START

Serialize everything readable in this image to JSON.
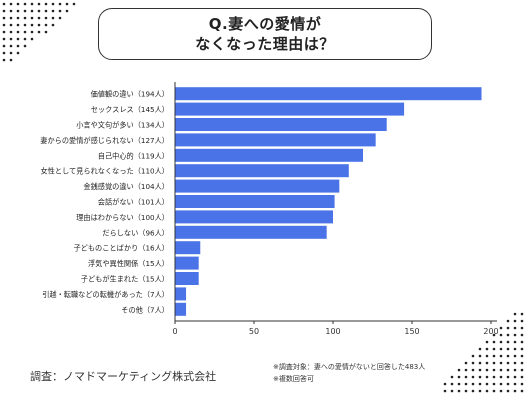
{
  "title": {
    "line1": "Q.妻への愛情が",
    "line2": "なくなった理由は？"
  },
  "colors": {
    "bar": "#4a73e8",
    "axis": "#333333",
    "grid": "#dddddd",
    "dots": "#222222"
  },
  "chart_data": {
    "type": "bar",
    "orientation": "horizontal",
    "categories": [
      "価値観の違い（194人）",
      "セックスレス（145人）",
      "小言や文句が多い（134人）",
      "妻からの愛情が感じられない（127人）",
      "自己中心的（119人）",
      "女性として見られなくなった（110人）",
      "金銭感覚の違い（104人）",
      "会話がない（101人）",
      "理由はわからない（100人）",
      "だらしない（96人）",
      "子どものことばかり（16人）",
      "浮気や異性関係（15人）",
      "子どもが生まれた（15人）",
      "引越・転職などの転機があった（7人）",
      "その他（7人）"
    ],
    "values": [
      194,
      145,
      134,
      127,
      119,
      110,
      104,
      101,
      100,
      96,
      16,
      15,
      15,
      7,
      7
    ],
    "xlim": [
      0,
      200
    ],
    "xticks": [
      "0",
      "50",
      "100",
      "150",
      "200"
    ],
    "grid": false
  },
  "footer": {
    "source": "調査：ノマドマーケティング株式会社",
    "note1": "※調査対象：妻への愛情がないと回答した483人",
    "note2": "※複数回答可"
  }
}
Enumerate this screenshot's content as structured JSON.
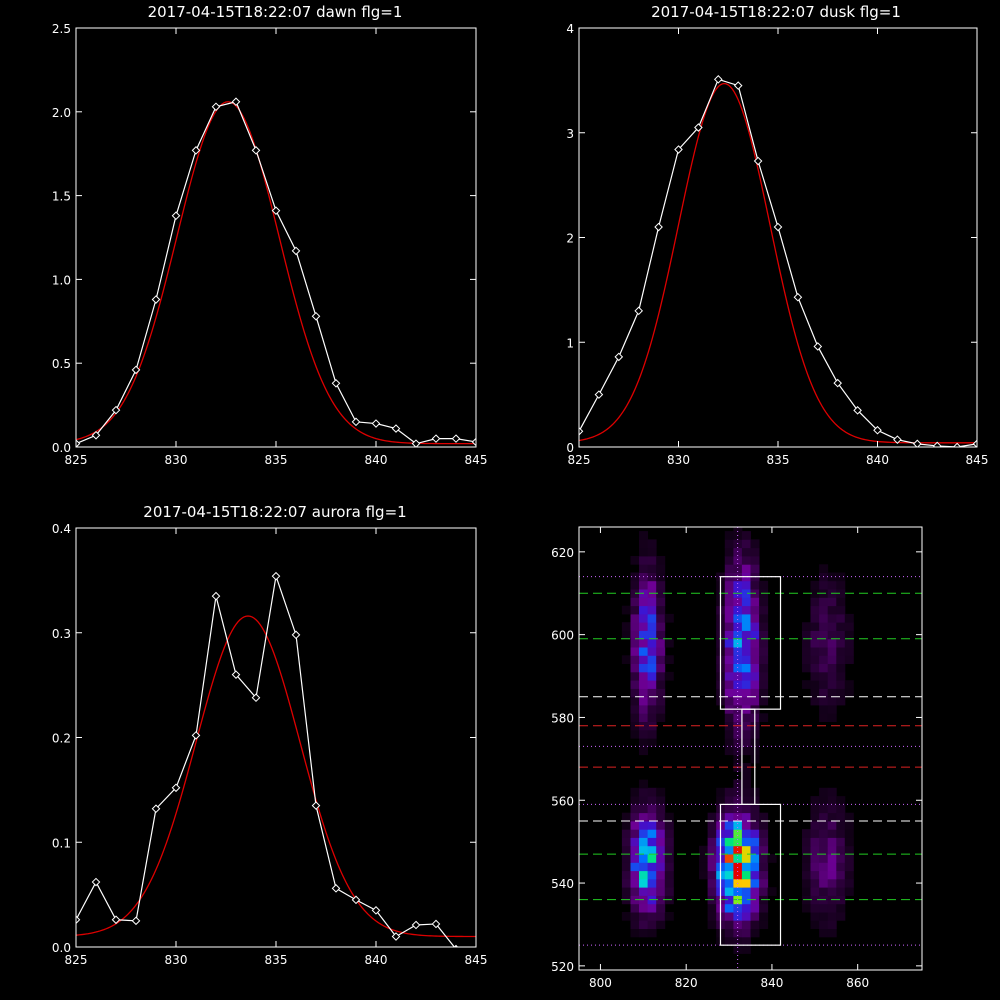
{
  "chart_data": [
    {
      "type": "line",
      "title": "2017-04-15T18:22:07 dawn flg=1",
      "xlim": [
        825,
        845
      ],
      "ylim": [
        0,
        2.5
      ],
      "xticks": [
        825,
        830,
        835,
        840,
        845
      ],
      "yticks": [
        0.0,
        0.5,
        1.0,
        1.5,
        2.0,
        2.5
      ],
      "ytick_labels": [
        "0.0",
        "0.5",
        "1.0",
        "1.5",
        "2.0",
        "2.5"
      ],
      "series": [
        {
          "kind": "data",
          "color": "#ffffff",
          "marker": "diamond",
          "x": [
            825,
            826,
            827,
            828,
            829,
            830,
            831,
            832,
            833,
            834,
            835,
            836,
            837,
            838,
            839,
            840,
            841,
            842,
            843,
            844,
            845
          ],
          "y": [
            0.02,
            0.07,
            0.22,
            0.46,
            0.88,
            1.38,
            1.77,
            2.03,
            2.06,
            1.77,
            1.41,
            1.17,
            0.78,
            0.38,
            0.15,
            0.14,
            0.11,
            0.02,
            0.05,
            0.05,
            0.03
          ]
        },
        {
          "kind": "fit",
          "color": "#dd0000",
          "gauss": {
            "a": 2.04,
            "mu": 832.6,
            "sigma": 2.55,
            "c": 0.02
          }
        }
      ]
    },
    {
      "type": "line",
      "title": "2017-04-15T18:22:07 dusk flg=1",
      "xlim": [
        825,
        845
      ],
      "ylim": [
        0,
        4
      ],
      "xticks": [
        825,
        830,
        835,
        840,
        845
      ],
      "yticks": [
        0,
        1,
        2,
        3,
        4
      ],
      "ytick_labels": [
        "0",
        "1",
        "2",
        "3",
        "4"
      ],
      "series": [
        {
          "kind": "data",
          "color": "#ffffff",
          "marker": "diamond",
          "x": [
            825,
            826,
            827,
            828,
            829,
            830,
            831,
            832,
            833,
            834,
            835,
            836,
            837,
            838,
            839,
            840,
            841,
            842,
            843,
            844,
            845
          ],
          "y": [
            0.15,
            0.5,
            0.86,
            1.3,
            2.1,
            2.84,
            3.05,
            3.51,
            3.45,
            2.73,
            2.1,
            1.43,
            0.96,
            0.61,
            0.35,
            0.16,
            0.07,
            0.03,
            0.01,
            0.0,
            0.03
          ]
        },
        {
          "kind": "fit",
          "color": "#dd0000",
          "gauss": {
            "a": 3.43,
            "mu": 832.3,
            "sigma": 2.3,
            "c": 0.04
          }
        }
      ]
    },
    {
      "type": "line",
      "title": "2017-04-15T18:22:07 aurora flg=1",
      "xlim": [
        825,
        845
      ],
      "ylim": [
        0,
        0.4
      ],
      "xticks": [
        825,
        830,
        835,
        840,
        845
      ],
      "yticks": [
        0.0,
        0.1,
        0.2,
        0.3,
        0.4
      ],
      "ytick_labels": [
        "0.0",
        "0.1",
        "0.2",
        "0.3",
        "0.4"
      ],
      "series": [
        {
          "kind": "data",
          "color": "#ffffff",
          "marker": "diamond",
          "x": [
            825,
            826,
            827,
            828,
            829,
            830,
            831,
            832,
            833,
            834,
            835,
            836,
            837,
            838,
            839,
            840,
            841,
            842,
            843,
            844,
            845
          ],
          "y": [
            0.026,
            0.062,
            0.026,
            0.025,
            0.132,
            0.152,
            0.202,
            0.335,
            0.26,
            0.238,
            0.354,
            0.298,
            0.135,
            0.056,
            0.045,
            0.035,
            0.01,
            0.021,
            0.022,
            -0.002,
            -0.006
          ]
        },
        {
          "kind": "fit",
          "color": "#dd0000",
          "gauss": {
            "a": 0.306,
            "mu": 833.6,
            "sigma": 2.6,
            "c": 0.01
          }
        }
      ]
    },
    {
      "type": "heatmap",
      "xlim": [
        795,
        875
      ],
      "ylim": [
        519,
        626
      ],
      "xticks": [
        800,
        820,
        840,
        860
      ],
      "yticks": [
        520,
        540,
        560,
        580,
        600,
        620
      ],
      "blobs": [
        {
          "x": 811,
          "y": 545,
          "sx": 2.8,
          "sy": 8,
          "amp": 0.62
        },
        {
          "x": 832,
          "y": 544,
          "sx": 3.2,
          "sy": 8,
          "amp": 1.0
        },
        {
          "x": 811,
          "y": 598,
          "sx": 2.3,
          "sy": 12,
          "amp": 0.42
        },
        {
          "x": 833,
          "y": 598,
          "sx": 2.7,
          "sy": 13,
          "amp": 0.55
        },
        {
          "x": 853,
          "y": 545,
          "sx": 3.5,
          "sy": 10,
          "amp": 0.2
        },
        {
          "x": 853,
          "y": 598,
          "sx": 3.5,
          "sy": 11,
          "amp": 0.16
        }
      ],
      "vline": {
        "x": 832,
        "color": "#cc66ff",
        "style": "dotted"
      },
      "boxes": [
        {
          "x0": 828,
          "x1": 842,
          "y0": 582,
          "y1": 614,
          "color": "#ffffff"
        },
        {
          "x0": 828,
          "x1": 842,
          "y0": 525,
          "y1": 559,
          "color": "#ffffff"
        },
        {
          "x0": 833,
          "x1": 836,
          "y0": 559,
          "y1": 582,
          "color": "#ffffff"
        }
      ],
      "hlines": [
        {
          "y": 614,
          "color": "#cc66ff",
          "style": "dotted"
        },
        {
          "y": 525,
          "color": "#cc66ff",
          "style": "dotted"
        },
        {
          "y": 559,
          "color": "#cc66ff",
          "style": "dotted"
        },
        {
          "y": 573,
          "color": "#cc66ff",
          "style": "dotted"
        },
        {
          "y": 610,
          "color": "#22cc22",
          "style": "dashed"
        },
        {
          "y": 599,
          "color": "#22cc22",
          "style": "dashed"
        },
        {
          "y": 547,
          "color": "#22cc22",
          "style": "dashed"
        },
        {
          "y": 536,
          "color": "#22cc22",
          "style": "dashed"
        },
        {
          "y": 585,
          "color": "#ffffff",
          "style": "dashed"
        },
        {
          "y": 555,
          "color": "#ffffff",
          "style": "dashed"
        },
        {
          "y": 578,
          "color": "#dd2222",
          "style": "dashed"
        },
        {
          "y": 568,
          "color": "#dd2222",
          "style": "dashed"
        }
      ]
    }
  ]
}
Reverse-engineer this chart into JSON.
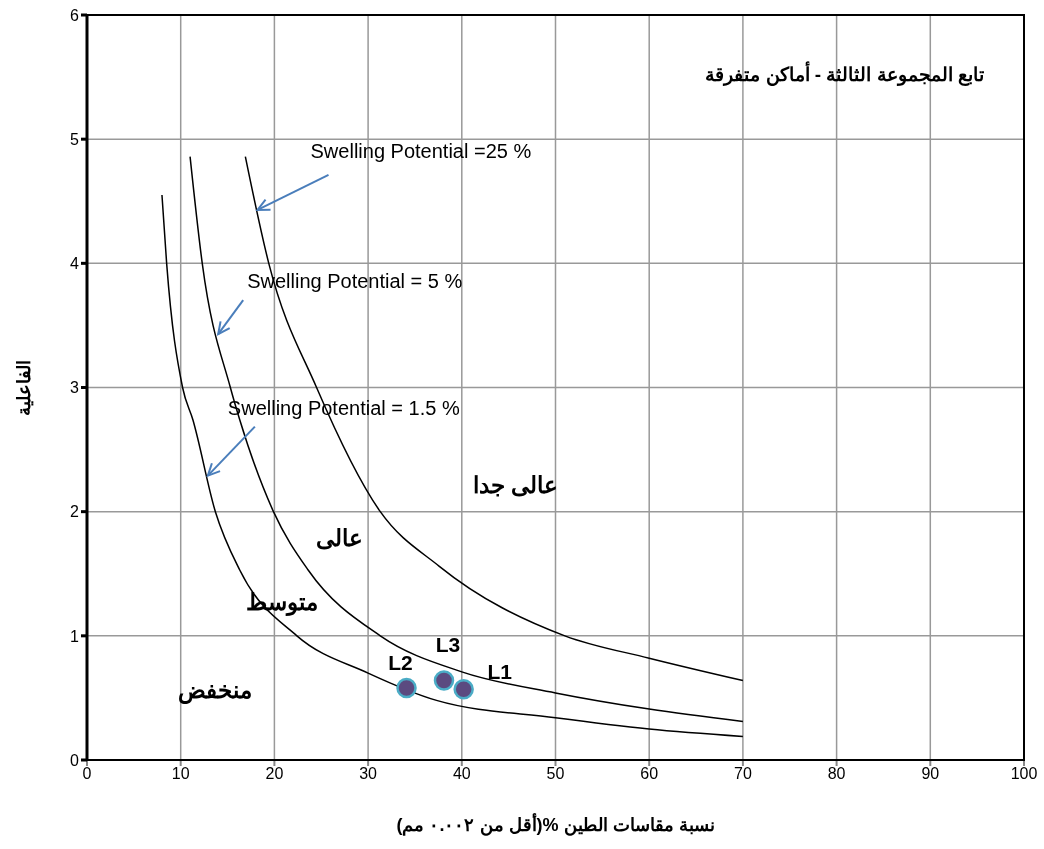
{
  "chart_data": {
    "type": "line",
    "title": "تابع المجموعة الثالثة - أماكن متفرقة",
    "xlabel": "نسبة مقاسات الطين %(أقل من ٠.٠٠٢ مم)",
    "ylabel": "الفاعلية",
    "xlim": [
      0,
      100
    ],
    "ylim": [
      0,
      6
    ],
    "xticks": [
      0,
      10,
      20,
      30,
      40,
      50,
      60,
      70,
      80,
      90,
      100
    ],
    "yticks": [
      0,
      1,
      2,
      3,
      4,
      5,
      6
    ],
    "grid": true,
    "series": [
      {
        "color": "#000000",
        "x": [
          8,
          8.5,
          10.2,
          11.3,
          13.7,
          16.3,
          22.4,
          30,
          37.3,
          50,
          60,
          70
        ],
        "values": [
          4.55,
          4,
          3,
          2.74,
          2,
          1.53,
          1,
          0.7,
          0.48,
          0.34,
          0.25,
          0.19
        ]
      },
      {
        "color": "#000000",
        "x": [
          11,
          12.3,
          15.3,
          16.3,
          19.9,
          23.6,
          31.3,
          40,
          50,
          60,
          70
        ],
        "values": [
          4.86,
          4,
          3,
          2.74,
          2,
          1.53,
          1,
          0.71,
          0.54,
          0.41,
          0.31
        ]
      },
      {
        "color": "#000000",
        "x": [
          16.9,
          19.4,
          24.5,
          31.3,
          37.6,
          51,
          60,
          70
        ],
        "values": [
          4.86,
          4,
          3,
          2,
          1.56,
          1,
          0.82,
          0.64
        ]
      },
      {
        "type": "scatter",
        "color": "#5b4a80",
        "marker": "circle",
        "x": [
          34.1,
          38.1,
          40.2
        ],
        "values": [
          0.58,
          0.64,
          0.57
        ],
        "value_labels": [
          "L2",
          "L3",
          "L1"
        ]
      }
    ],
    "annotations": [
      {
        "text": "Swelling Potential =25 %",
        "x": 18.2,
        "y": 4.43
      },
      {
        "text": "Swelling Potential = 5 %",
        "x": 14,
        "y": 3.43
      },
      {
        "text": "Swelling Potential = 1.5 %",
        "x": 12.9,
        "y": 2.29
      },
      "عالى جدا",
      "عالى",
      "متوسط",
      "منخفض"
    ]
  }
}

END

> _DIRECTIVE_:
Of the lines in the records, how many contain the word "this"? Answer with the number and nothing else.

> _COMPLETED TASK_:
3